- **Aim of the task**
In full and without alteration, write out the lines below.

- **Structured page parsing data**
· · ·

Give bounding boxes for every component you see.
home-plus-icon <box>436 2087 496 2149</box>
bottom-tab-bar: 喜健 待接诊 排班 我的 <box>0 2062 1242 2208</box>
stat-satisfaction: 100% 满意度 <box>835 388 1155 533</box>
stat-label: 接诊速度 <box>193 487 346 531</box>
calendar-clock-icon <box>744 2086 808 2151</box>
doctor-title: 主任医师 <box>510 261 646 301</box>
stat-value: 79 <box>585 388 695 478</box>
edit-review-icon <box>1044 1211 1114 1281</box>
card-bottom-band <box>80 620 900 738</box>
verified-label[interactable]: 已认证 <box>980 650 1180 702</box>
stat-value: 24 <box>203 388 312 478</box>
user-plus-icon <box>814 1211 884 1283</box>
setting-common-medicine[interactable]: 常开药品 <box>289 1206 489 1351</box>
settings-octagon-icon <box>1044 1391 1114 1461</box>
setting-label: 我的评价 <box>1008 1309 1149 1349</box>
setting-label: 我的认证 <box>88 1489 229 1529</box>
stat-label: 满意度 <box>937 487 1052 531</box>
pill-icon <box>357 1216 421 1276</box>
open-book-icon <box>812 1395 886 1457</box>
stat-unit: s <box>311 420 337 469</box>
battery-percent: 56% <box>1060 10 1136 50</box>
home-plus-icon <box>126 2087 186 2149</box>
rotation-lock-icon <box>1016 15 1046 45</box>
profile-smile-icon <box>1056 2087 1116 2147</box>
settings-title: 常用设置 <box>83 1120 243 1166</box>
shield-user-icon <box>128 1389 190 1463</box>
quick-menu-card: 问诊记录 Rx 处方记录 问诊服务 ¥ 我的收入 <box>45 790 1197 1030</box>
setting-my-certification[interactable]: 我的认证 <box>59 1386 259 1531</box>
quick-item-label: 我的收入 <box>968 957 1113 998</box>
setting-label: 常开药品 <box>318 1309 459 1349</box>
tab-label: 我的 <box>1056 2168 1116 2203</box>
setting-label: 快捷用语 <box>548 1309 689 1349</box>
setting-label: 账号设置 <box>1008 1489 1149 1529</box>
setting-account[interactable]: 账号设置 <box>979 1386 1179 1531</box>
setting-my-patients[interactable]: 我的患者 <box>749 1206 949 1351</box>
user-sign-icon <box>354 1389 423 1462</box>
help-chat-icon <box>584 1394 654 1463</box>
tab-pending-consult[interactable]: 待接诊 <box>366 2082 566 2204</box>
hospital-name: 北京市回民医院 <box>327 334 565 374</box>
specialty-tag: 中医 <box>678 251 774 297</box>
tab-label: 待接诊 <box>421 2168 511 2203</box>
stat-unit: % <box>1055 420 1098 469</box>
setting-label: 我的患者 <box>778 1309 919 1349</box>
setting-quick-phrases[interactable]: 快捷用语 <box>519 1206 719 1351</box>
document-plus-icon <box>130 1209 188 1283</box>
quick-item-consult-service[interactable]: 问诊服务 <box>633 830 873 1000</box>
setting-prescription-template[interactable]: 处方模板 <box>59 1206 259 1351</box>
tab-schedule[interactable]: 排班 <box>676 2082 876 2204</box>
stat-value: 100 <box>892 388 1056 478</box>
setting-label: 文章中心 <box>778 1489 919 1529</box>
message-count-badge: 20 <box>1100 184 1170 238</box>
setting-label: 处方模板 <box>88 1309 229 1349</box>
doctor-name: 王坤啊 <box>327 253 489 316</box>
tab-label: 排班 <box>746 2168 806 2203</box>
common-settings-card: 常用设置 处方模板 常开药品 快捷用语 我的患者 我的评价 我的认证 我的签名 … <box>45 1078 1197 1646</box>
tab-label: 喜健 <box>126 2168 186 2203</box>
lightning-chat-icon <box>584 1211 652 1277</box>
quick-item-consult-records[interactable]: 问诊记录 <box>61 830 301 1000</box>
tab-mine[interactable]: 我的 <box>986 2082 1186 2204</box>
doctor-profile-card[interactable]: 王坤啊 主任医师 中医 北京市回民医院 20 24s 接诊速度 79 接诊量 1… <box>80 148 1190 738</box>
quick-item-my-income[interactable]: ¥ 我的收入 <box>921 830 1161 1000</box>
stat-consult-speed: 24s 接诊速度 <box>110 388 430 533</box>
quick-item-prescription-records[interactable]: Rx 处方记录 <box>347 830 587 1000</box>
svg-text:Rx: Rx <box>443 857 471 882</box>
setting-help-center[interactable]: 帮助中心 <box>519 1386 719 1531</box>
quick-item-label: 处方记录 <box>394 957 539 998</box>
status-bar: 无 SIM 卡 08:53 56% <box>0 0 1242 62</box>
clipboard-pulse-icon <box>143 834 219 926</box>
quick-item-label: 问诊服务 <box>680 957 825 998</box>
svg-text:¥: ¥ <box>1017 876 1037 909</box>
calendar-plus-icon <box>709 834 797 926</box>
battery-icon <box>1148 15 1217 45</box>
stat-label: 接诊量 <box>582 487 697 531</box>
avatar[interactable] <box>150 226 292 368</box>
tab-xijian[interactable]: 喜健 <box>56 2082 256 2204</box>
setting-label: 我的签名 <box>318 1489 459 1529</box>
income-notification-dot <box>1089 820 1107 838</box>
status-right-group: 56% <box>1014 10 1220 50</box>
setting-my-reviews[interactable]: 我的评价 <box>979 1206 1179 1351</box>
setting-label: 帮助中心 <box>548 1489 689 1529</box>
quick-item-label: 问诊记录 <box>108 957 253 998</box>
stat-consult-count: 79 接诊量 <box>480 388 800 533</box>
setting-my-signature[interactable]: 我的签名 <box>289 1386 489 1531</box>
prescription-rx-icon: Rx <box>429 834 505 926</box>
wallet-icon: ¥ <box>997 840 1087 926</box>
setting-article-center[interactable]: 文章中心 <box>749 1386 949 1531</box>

· · ·

- **Reply**
Give bounding boxes for every component you see.
home-plus-icon <box>436 2087 496 2149</box>
bottom-tab-bar: 喜健 待接诊 排班 我的 <box>0 2062 1242 2208</box>
stat-satisfaction: 100% 满意度 <box>835 388 1155 533</box>
stat-label: 接诊速度 <box>193 487 346 531</box>
calendar-clock-icon <box>744 2086 808 2151</box>
doctor-title: 主任医师 <box>510 261 646 301</box>
stat-value: 79 <box>585 388 695 478</box>
edit-review-icon <box>1044 1211 1114 1281</box>
card-bottom-band <box>80 620 900 738</box>
verified-label[interactable]: 已认证 <box>980 650 1180 702</box>
stat-value: 24 <box>203 388 312 478</box>
user-plus-icon <box>814 1211 884 1283</box>
setting-common-medicine[interactable]: 常开药品 <box>289 1206 489 1351</box>
settings-octagon-icon <box>1044 1391 1114 1461</box>
setting-label: 我的评价 <box>1008 1309 1149 1349</box>
setting-label: 我的认证 <box>88 1489 229 1529</box>
stat-label: 满意度 <box>937 487 1052 531</box>
pill-icon <box>357 1216 421 1276</box>
open-book-icon <box>812 1395 886 1457</box>
stat-unit: s <box>311 420 337 469</box>
battery-percent: 56% <box>1060 10 1136 50</box>
home-plus-icon <box>126 2087 186 2149</box>
rotation-lock-icon <box>1016 15 1046 45</box>
profile-smile-icon <box>1056 2087 1116 2147</box>
settings-title: 常用设置 <box>83 1120 243 1166</box>
shield-user-icon <box>128 1389 190 1463</box>
quick-menu-card: 问诊记录 Rx 处方记录 问诊服务 ¥ 我的收入 <box>45 790 1197 1030</box>
setting-my-certification[interactable]: 我的认证 <box>59 1386 259 1531</box>
quick-item-label: 我的收入 <box>968 957 1113 998</box>
setting-label: 常开药品 <box>318 1309 459 1349</box>
tab-label: 我的 <box>1056 2168 1116 2203</box>
setting-label: 快捷用语 <box>548 1309 689 1349</box>
setting-label: 账号设置 <box>1008 1489 1149 1529</box>
setting-account[interactable]: 账号设置 <box>979 1386 1179 1531</box>
setting-my-patients[interactable]: 我的患者 <box>749 1206 949 1351</box>
user-sign-icon <box>354 1389 423 1462</box>
help-chat-icon <box>584 1394 654 1463</box>
tab-pending-consult[interactable]: 待接诊 <box>366 2082 566 2204</box>
hospital-name: 北京市回民医院 <box>327 334 565 374</box>
specialty-tag: 中医 <box>678 251 774 297</box>
tab-label: 待接诊 <box>421 2168 511 2203</box>
stat-unit: % <box>1055 420 1098 469</box>
setting-label: 我的患者 <box>778 1309 919 1349</box>
setting-quick-phrases[interactable]: 快捷用语 <box>519 1206 719 1351</box>
document-plus-icon <box>130 1209 188 1283</box>
quick-item-consult-service[interactable]: 问诊服务 <box>633 830 873 1000</box>
setting-prescription-template[interactable]: 处方模板 <box>59 1206 259 1351</box>
tab-schedule[interactable]: 排班 <box>676 2082 876 2204</box>
stat-value: 100 <box>892 388 1056 478</box>
setting-label: 文章中心 <box>778 1489 919 1529</box>
message-count-badge: 20 <box>1100 184 1170 238</box>
setting-label: 处方模板 <box>88 1309 229 1349</box>
doctor-name: 王坤啊 <box>327 253 489 316</box>
tab-label: 排班 <box>746 2168 806 2203</box>
common-settings-card: 常用设置 处方模板 常开药品 快捷用语 我的患者 我的评价 我的认证 我的签名 … <box>45 1078 1197 1646</box>
tab-label: 喜健 <box>126 2168 186 2203</box>
lightning-chat-icon <box>584 1211 652 1277</box>
quick-item-consult-records[interactable]: 问诊记录 <box>61 830 301 1000</box>
tab-mine[interactable]: 我的 <box>986 2082 1186 2204</box>
doctor-profile-card[interactable]: 王坤啊 主任医师 中医 北京市回民医院 20 24s 接诊速度 79 接诊量 1… <box>80 148 1190 738</box>
quick-item-my-income[interactable]: ¥ 我的收入 <box>921 830 1161 1000</box>
stat-consult-speed: 24s 接诊速度 <box>110 388 430 533</box>
quick-item-prescription-records[interactable]: Rx 处方记录 <box>347 830 587 1000</box>
svg-text:Rx: Rx <box>443 857 471 882</box>
setting-help-center[interactable]: 帮助中心 <box>519 1386 719 1531</box>
quick-item-label: 处方记录 <box>394 957 539 998</box>
status-bar: 无 SIM 卡 08:53 56% <box>0 0 1242 62</box>
clipboard-pulse-icon <box>143 834 219 926</box>
quick-item-label: 问诊服务 <box>680 957 825 998</box>
svg-text:¥: ¥ <box>1017 876 1037 909</box>
calendar-plus-icon <box>709 834 797 926</box>
battery-icon <box>1148 15 1217 45</box>
stat-label: 接诊量 <box>582 487 697 531</box>
avatar[interactable] <box>150 226 292 368</box>
tab-xijian[interactable]: 喜健 <box>56 2082 256 2204</box>
setting-label: 我的签名 <box>318 1489 459 1529</box>
income-notification-dot <box>1089 820 1107 838</box>
status-right-group: 56% <box>1014 10 1220 50</box>
setting-my-reviews[interactable]: 我的评价 <box>979 1206 1179 1351</box>
setting-label: 帮助中心 <box>548 1489 689 1529</box>
quick-item-label: 问诊记录 <box>108 957 253 998</box>
stat-consult-count: 79 接诊量 <box>480 388 800 533</box>
setting-my-signature[interactable]: 我的签名 <box>289 1386 489 1531</box>
prescription-rx-icon: Rx <box>429 834 505 926</box>
wallet-icon: ¥ <box>997 840 1087 926</box>
setting-article-center[interactable]: 文章中心 <box>749 1386 949 1531</box>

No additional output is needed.